Short exercise: Repeat the material exactly, leaving nothing out.

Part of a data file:
-*-

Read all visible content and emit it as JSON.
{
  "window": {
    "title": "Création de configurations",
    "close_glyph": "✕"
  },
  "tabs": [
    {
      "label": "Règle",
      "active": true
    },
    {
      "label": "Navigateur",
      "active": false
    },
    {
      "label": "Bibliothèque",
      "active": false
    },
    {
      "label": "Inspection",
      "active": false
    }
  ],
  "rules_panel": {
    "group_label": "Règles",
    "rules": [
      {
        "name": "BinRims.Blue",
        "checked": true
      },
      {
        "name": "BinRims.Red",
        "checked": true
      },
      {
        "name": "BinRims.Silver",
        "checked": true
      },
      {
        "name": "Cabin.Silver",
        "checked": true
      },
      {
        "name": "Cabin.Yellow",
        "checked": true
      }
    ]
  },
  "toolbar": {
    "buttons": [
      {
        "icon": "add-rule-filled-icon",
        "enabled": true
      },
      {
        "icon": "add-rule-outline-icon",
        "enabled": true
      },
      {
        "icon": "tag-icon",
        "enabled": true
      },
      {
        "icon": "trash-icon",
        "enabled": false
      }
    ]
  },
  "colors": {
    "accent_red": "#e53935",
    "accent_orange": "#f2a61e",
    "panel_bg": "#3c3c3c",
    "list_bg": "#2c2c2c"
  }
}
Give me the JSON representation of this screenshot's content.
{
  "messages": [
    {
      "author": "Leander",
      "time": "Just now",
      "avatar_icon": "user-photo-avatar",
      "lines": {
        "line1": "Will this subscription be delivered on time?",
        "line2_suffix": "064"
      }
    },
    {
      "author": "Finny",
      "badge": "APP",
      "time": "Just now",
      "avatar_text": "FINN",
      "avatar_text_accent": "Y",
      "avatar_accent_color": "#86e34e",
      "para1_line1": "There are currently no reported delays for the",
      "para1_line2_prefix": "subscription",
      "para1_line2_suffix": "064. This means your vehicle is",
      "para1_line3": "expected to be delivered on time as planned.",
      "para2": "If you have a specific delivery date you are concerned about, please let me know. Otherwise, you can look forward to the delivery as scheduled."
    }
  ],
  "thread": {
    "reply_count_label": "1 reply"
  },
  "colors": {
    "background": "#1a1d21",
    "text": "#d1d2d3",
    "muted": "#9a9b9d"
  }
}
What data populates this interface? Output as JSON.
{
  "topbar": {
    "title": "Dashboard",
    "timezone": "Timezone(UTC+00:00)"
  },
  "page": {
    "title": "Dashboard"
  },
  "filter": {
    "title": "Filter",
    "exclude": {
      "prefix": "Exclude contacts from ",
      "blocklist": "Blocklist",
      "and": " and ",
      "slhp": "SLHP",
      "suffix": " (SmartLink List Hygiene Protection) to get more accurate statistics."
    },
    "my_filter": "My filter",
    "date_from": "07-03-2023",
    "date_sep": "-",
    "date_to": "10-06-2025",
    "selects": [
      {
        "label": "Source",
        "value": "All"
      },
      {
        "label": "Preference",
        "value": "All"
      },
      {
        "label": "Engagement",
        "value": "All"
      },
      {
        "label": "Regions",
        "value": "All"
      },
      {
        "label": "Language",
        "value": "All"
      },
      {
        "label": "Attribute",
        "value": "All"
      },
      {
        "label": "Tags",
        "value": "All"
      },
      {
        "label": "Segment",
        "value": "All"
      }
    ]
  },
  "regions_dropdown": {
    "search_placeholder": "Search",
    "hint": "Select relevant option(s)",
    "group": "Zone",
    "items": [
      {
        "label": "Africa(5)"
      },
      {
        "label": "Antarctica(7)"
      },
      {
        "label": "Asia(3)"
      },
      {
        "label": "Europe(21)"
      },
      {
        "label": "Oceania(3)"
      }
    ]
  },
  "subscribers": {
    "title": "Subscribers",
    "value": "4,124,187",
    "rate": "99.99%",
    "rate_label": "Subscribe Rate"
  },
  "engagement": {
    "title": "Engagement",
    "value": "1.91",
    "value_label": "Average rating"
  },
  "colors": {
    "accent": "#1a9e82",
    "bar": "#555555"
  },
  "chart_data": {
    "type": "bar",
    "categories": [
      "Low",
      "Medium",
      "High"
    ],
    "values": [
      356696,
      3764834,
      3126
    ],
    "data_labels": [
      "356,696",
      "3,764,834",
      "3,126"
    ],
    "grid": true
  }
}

-*-

Exercise response:
Read all visible content and emit it as JSON.
{
  "window": {
    "title": "Création de configurations",
    "close_glyph": "✕"
  },
  "tabs": [
    {
      "label": "Règle",
      "active": true
    },
    {
      "label": "Navigateur",
      "active": false
    },
    {
      "label": "Bibliothèque",
      "active": false
    },
    {
      "label": "Inspection",
      "active": false
    }
  ],
  "rules_panel": {
    "group_label": "Règles",
    "rules": [
      {
        "name": "BinRims.Blue",
        "checked": true
      },
      {
        "name": "BinRims.Red",
        "checked": true
      },
      {
        "name": "BinRims.Silver",
        "checked": true
      },
      {
        "name": "Cabin.Silver",
        "checked": true
      },
      {
        "name": "Cabin.Yellow",
        "checked": true
      }
    ]
  },
  "toolbar": {
    "buttons": [
      {
        "icon": "add-rule-filled-icon",
        "enabled": true
      },
      {
        "icon": "add-rule-outline-icon",
        "enabled": true
      },
      {
        "icon": "tag-icon",
        "enabled": true
      },
      {
        "icon": "trash-icon",
        "enabled": false
      }
    ]
  },
  "colors": {
    "accent_red": "#e53935",
    "accent_orange": "#f2a61e",
    "panel_bg": "#3c3c3c",
    "list_bg": "#2c2c2c"
  }
}
Give me the JSON representation of this screenshot's content.
{
  "messages": [
    {
      "author": "Leander",
      "time": "Just now",
      "avatar_icon": "user-photo-avatar",
      "lines": {
        "line1": "Will this subscription be delivered on time?",
        "line2_suffix": "064"
      }
    },
    {
      "author": "Finny",
      "badge": "APP",
      "time": "Just now",
      "avatar_text": "FINN",
      "avatar_text_accent": "Y",
      "avatar_accent_color": "#86e34e",
      "para1_line1": "There are currently no reported delays for the",
      "para1_line2_prefix": "subscription",
      "para1_line2_suffix": "064. This means your vehicle is",
      "para1_line3": "expected to be delivered on time as planned.",
      "para2": "If you have a specific delivery date you are concerned about, please let me know. Otherwise, you can look forward to the delivery as scheduled."
    }
  ],
  "thread": {
    "reply_count_label": "1 reply"
  },
  "colors": {
    "background": "#1a1d21",
    "text": "#d1d2d3",
    "muted": "#9a9b9d"
  }
}
What data populates this interface? Output as JSON.
{
  "topbar": {
    "title": "Dashboard",
    "timezone": "Timezone(UTC+00:00)"
  },
  "page": {
    "title": "Dashboard"
  },
  "filter": {
    "title": "Filter",
    "exclude": {
      "prefix": "Exclude contacts from ",
      "blocklist": "Blocklist",
      "and": " and ",
      "slhp": "SLHP",
      "suffix": " (SmartLink List Hygiene Protection) to get more accurate statistics."
    },
    "my_filter": "My filter",
    "date_from": "07-03-2023",
    "date_sep": "-",
    "date_to": "10-06-2025",
    "selects": [
      {
        "label": "Source",
        "value": "All"
      },
      {
        "label": "Preference",
        "value": "All"
      },
      {
        "label": "Engagement",
        "value": "All"
      },
      {
        "label": "Regions",
        "value": "All"
      },
      {
        "label": "Language",
        "value": "All"
      },
      {
        "label": "Attribute",
        "value": "All"
      },
      {
        "label": "Tags",
        "value": "All"
      },
      {
        "label": "Segment",
        "value": "All"
      }
    ]
  },
  "regions_dropdown": {
    "search_placeholder": "Search",
    "hint": "Select relevant option(s)",
    "group": "Zone",
    "items": [
      {
        "label": "Africa(5)"
      },
      {
        "label": "Antarctica(7)"
      },
      {
        "label": "Asia(3)"
      },
      {
        "label": "Europe(21)"
      },
      {
        "label": "Oceania(3)"
      }
    ]
  },
  "subscribers": {
    "title": "Subscribers",
    "value": "4,124,187",
    "rate": "99.99%",
    "rate_label": "Subscribe Rate"
  },
  "engagement": {
    "title": "Engagement",
    "value": "1.91",
    "value_label": "Average rating"
  },
  "colors": {
    "accent": "#1a9e82",
    "bar": "#555555"
  },
  "chart_data": {
    "type": "bar",
    "categories": [
      "Low",
      "Medium",
      "High"
    ],
    "values": [
      356696,
      3764834,
      3126
    ],
    "data_labels": [
      "356,696",
      "3,764,834",
      "3,126"
    ],
    "grid": true
  }
}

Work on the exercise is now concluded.